Directive
Your output must consist solely of the lines from the one containing "Enumerate this screenshot's" through the end of the records, reproduced exactly.

▬▬▬▬▬▬▬▬▬▬

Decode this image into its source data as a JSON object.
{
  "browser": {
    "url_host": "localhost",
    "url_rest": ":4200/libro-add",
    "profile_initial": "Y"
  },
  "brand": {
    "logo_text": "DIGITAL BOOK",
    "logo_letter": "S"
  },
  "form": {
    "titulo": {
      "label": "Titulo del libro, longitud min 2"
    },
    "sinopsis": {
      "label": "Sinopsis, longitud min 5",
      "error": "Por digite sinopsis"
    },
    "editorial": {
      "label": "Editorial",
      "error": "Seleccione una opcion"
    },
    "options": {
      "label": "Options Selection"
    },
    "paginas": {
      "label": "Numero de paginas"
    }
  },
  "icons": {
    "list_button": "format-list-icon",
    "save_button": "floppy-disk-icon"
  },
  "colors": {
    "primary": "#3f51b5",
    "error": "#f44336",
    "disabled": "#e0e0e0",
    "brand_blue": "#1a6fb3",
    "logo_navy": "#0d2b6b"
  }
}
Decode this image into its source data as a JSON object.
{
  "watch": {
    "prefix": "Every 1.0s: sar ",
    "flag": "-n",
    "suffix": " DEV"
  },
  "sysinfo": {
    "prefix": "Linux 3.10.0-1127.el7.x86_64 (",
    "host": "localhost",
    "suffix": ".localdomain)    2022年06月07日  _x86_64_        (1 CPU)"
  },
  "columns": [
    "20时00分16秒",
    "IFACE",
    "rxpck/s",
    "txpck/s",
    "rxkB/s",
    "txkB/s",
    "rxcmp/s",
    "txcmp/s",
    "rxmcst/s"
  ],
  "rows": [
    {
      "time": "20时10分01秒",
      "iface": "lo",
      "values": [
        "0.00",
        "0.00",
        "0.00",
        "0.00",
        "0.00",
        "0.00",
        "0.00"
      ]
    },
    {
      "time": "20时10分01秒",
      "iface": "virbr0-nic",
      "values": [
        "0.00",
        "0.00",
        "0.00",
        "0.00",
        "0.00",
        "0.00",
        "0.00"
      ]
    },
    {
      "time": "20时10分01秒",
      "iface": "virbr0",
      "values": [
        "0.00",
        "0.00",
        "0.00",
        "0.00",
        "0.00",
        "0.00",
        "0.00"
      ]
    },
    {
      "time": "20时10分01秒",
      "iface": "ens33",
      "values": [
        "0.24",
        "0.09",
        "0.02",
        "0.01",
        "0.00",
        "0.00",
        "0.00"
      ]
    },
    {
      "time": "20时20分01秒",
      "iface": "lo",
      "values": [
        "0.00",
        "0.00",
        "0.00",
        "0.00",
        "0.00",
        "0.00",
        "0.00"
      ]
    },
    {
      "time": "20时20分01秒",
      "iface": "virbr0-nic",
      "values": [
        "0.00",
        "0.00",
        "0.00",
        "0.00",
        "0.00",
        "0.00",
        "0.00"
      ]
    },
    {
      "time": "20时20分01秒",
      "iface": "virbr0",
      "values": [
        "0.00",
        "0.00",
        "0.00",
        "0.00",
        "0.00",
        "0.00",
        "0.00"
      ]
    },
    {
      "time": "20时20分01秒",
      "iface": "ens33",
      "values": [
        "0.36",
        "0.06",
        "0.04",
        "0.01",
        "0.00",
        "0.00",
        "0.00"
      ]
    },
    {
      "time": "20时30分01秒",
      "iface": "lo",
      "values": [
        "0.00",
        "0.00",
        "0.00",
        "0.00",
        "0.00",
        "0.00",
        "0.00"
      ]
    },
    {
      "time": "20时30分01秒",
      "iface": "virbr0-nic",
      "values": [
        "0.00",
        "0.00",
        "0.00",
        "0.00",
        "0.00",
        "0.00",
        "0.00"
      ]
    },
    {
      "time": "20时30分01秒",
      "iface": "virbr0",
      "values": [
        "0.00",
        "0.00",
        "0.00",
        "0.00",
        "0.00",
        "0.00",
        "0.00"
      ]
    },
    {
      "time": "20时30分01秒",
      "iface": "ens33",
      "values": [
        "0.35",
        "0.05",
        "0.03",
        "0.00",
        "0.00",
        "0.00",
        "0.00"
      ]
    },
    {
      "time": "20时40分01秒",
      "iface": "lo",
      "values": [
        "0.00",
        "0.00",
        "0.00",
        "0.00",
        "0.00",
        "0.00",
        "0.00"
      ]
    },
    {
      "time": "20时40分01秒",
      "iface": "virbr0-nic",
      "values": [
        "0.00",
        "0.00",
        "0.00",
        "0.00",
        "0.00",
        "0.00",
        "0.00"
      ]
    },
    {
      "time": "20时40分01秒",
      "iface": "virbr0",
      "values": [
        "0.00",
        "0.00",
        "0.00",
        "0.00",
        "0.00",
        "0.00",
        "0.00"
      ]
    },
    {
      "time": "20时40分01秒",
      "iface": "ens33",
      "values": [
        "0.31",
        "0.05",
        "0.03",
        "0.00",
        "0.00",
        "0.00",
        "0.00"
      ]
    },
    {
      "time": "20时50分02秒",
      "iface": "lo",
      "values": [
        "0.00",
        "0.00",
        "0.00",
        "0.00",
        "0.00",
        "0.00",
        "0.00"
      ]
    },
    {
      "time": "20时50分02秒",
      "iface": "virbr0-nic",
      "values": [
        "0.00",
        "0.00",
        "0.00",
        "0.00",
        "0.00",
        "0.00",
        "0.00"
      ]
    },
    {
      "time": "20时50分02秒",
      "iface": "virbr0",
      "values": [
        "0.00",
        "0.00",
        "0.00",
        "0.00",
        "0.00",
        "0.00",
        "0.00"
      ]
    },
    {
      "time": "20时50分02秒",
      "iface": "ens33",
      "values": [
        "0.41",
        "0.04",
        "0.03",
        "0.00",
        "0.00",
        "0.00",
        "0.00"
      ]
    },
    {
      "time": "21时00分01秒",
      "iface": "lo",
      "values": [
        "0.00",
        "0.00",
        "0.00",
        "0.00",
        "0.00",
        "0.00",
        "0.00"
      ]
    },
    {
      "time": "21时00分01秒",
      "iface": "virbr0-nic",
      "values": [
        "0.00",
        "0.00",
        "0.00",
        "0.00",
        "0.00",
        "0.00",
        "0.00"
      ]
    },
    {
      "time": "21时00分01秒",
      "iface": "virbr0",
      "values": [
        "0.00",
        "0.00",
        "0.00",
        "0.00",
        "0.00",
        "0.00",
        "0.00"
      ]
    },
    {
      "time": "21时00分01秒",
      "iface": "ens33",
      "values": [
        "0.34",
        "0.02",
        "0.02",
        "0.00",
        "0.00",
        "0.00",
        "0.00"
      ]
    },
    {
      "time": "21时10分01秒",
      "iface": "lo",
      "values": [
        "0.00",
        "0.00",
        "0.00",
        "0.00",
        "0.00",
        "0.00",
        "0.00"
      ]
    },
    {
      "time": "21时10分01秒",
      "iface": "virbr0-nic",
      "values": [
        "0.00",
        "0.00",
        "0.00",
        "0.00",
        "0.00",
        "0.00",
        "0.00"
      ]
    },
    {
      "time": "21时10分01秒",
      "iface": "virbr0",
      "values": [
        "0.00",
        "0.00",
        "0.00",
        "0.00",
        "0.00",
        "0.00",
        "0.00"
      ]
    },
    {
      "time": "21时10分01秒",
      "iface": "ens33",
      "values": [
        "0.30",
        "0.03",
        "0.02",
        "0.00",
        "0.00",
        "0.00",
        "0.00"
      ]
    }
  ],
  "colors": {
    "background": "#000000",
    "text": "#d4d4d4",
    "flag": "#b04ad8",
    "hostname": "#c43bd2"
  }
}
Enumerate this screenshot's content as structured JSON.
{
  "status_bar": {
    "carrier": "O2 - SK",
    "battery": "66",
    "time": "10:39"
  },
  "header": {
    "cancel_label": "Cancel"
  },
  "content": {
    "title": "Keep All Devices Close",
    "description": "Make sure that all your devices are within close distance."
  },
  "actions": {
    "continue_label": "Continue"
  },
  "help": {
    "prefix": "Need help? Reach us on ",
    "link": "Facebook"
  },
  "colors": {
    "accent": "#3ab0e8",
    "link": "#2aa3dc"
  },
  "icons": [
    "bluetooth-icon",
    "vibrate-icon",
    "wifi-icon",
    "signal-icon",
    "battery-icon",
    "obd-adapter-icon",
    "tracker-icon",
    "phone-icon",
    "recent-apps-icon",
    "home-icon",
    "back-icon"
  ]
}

▬▬▬▬▬▬▬▬▬▬

Output
Enumerate this screenshot's content as structured JSON.
{
  "status_bar": {
    "carrier": "O2 - SK",
    "battery": "66",
    "time": "10:39"
  },
  "header": {
    "cancel_label": "Cancel"
  },
  "content": {
    "title": "Keep All Devices Close",
    "description": "Make sure that all your devices are within close distance."
  },
  "actions": {
    "continue_label": "Continue"
  },
  "help": {
    "prefix": "Need help? Reach us on ",
    "link": "Facebook"
  },
  "colors": {
    "accent": "#3ab0e8",
    "link": "#2aa3dc"
  },
  "icons": [
    "bluetooth-icon",
    "vibrate-icon",
    "wifi-icon",
    "signal-icon",
    "battery-icon",
    "obd-adapter-icon",
    "tracker-icon",
    "phone-icon",
    "recent-apps-icon",
    "home-icon",
    "back-icon"
  ]
}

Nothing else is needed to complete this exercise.